Figure record listings:
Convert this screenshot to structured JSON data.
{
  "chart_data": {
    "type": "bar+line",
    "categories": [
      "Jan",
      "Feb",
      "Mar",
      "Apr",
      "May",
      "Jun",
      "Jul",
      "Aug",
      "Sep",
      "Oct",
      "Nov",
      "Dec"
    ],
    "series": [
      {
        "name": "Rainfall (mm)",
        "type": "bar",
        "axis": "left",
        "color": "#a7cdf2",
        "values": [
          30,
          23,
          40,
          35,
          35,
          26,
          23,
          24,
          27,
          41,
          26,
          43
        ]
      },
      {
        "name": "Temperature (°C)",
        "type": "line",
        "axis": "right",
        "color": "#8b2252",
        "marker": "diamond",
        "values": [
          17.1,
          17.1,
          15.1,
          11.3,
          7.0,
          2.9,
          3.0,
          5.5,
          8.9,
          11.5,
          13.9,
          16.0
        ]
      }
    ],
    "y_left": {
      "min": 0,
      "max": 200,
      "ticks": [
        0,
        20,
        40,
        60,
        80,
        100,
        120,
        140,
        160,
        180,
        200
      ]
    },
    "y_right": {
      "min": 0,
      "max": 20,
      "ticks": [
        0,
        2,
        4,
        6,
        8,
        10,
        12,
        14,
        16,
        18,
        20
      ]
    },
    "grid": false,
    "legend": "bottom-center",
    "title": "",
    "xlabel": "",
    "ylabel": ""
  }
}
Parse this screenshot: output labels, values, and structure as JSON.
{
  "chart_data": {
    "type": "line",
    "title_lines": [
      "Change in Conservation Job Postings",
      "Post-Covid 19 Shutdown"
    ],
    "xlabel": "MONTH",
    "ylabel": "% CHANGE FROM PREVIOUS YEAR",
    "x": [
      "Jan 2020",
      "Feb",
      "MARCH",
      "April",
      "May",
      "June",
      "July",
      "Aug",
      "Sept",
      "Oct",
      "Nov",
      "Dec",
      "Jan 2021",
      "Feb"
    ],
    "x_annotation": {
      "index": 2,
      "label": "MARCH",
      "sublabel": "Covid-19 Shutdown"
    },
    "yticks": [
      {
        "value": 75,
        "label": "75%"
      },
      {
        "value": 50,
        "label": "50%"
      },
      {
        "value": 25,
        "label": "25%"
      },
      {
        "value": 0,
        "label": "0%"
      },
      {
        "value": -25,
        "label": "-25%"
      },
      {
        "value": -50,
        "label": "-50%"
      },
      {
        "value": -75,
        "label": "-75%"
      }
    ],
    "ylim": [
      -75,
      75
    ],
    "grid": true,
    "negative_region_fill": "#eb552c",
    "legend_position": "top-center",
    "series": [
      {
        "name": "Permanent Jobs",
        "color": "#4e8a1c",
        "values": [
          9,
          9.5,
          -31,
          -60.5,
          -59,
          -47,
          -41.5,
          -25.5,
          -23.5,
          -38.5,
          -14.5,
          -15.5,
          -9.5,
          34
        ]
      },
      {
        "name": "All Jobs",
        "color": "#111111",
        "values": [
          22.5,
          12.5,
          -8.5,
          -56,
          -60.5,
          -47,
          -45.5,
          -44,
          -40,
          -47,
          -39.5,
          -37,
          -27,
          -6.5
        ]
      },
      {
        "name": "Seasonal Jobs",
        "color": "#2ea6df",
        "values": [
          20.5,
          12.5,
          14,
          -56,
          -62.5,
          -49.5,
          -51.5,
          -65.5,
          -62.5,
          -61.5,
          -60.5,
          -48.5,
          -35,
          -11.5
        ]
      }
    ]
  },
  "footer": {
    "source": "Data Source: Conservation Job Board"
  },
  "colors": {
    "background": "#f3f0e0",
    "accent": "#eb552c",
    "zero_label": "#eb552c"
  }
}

- Prompt
Show each line in the entries that holds the string "center".

- Reply
    "legend": "bottom-center",
    "legend_position": "top-center",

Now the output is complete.